Provided data:
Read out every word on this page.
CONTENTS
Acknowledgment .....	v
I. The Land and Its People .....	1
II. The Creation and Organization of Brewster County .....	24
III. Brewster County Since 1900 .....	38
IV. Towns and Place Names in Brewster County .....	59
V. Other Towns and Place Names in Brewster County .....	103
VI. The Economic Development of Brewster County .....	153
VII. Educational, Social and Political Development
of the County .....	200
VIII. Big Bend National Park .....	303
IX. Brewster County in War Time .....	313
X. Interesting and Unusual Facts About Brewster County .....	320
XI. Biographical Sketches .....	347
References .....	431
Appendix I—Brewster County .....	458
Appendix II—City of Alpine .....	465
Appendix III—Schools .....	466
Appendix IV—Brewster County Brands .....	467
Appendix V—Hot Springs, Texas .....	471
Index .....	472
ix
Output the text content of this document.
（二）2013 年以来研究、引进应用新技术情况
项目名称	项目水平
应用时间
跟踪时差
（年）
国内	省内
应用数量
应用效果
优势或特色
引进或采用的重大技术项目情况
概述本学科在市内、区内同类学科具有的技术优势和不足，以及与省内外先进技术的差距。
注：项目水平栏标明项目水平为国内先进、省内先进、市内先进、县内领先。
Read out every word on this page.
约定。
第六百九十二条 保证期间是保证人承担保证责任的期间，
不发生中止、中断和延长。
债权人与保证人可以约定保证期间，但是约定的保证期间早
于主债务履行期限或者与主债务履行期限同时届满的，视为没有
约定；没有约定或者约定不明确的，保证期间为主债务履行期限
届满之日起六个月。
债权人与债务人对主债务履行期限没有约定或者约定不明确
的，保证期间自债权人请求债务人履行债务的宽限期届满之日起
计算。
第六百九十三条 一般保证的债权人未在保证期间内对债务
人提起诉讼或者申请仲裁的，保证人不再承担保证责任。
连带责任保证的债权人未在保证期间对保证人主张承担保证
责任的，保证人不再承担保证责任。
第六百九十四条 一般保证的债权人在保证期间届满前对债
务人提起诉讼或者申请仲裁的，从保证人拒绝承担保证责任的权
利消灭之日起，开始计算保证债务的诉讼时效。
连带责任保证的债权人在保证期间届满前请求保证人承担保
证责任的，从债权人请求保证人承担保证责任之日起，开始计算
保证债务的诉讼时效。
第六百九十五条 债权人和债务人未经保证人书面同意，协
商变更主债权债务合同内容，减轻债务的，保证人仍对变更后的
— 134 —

What is required:
Pull out every line above that holds the word "保证人不再承担保证责任".

Complete output:
人提起诉讼或者申请仲裁的，保证人不再承担保证责任。
责任的，保证人不再承担保证责任。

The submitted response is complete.